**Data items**
──────
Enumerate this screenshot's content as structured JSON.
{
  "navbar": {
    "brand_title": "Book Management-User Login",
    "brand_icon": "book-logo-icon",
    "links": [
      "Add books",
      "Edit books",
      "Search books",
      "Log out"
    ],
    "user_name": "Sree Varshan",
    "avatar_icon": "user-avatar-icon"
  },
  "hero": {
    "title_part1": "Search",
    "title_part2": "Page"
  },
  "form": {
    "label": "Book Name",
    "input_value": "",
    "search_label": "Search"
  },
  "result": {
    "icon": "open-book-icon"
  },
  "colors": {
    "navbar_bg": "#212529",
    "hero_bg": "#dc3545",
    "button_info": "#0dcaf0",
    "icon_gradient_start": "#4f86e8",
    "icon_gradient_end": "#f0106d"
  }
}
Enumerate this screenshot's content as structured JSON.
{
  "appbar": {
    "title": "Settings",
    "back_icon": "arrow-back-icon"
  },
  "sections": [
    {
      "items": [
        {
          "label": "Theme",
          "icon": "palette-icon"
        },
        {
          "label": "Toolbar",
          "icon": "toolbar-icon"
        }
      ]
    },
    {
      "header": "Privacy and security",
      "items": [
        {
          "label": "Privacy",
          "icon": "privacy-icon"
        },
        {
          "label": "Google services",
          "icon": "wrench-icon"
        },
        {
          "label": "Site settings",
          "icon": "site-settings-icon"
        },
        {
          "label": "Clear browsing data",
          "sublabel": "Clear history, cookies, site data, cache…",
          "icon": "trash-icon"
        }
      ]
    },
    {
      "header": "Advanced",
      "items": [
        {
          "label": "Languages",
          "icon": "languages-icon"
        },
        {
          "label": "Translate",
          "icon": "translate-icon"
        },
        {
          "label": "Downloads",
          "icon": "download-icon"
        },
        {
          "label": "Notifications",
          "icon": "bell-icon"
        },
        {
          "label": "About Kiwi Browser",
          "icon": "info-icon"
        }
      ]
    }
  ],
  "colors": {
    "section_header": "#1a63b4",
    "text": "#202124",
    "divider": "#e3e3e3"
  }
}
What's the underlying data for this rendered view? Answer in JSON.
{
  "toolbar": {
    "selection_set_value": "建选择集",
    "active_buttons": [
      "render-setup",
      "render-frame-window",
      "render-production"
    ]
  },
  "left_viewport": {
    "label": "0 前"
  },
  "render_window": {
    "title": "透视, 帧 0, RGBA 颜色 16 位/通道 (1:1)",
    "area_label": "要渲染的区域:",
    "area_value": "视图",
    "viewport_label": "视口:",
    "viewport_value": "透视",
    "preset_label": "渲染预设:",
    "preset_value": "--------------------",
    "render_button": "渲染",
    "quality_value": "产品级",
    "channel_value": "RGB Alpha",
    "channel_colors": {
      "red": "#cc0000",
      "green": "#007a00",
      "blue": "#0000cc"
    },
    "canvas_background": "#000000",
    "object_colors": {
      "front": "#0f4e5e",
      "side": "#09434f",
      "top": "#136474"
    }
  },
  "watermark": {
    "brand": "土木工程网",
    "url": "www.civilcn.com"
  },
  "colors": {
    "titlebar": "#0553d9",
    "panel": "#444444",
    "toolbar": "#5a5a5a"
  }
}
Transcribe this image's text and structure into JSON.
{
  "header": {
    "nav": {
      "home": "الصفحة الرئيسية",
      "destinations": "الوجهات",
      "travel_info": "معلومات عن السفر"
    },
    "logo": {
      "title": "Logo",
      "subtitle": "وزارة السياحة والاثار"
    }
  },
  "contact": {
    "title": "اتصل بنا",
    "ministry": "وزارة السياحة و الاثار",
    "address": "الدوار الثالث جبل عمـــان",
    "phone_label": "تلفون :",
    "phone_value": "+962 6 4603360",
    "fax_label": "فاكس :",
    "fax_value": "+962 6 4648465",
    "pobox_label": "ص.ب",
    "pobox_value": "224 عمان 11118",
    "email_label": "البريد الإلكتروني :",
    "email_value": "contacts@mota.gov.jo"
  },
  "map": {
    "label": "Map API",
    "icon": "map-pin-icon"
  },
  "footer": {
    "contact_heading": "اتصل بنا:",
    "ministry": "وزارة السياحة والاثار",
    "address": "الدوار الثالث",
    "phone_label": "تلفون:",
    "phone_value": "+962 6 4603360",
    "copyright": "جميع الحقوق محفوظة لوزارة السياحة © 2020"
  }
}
──────
**Stated problem**
Retype every entry above, word for word.

**Result of this task**
Enumerate this screenshot's content as structured JSON.
{
  "navbar": {
    "brand_title": "Book Management-User Login",
    "brand_icon": "book-logo-icon",
    "links": [
      "Add books",
      "Edit books",
      "Search books",
      "Log out"
    ],
    "user_name": "Sree Varshan",
    "avatar_icon": "user-avatar-icon"
  },
  "hero": {
    "title_part1": "Search",
    "title_part2": "Page"
  },
  "form": {
    "label": "Book Name",
    "input_value": "",
    "search_label": "Search"
  },
  "result": {
    "icon": "open-book-icon"
  },
  "colors": {
    "navbar_bg": "#212529",
    "hero_bg": "#dc3545",
    "button_info": "#0dcaf0",
    "icon_gradient_start": "#4f86e8",
    "icon_gradient_end": "#f0106d"
  }
}
Enumerate this screenshot's content as structured JSON.
{
  "appbar": {
    "title": "Settings",
    "back_icon": "arrow-back-icon"
  },
  "sections": [
    {
      "items": [
        {
          "label": "Theme",
          "icon": "palette-icon"
        },
        {
          "label": "Toolbar",
          "icon": "toolbar-icon"
        }
      ]
    },
    {
      "header": "Privacy and security",
      "items": [
        {
          "label": "Privacy",
          "icon": "privacy-icon"
        },
        {
          "label": "Google services",
          "icon": "wrench-icon"
        },
        {
          "label": "Site settings",
          "icon": "site-settings-icon"
        },
        {
          "label": "Clear browsing data",
          "sublabel": "Clear history, cookies, site data, cache…",
          "icon": "trash-icon"
        }
      ]
    },
    {
      "header": "Advanced",
      "items": [
        {
          "label": "Languages",
          "icon": "languages-icon"
        },
        {
          "label": "Translate",
          "icon": "translate-icon"
        },
        {
          "label": "Downloads",
          "icon": "download-icon"
        },
        {
          "label": "Notifications",
          "icon": "bell-icon"
        },
        {
          "label": "About Kiwi Browser",
          "icon": "info-icon"
        }
      ]
    }
  ],
  "colors": {
    "section_header": "#1a63b4",
    "text": "#202124",
    "divider": "#e3e3e3"
  }
}
What's the underlying data for this rendered view? Answer in JSON.
{
  "toolbar": {
    "selection_set_value": "建选择集",
    "active_buttons": [
      "render-setup",
      "render-frame-window",
      "render-production"
    ]
  },
  "left_viewport": {
    "label": "0 前"
  },
  "render_window": {
    "title": "透视, 帧 0, RGBA 颜色 16 位/通道 (1:1)",
    "area_label": "要渲染的区域:",
    "area_value": "视图",
    "viewport_label": "视口:",
    "viewport_value": "透视",
    "preset_label": "渲染预设:",
    "preset_value": "--------------------",
    "render_button": "渲染",
    "quality_value": "产品级",
    "channel_value": "RGB Alpha",
    "channel_colors": {
      "red": "#cc0000",
      "green": "#007a00",
      "blue": "#0000cc"
    },
    "canvas_background": "#000000",
    "object_colors": {
      "front": "#0f4e5e",
      "side": "#09434f",
      "top": "#136474"
    }
  },
  "watermark": {
    "brand": "土木工程网",
    "url": "www.civilcn.com"
  },
  "colors": {
    "titlebar": "#0553d9",
    "panel": "#444444",
    "toolbar": "#5a5a5a"
  }
}
Transcribe this image's text and structure into JSON.
{
  "header": {
    "nav": {
      "home": "الصفحة الرئيسية",
      "destinations": "الوجهات",
      "travel_info": "معلومات عن السفر"
    },
    "logo": {
      "title": "Logo",
      "subtitle": "وزارة السياحة والاثار"
    }
  },
  "contact": {
    "title": "اتصل بنا",
    "ministry": "وزارة السياحة و الاثار",
    "address": "الدوار الثالث جبل عمـــان",
    "phone_label": "تلفون :",
    "phone_value": "+962 6 4603360",
    "fax_label": "فاكس :",
    "fax_value": "+962 6 4648465",
    "pobox_label": "ص.ب",
    "pobox_value": "224 عمان 11118",
    "email_label": "البريد الإلكتروني :",
    "email_value": "contacts@mota.gov.jo"
  },
  "map": {
    "label": "Map API",
    "icon": "map-pin-icon"
  },
  "footer": {
    "contact_heading": "اتصل بنا:",
    "ministry": "وزارة السياحة والاثار",
    "address": "الدوار الثالث",
    "phone_label": "تلفون:",
    "phone_value": "+962 6 4603360",
    "copyright": "جميع الحقوق محفوظة لوزارة السياحة © 2020"
  }
}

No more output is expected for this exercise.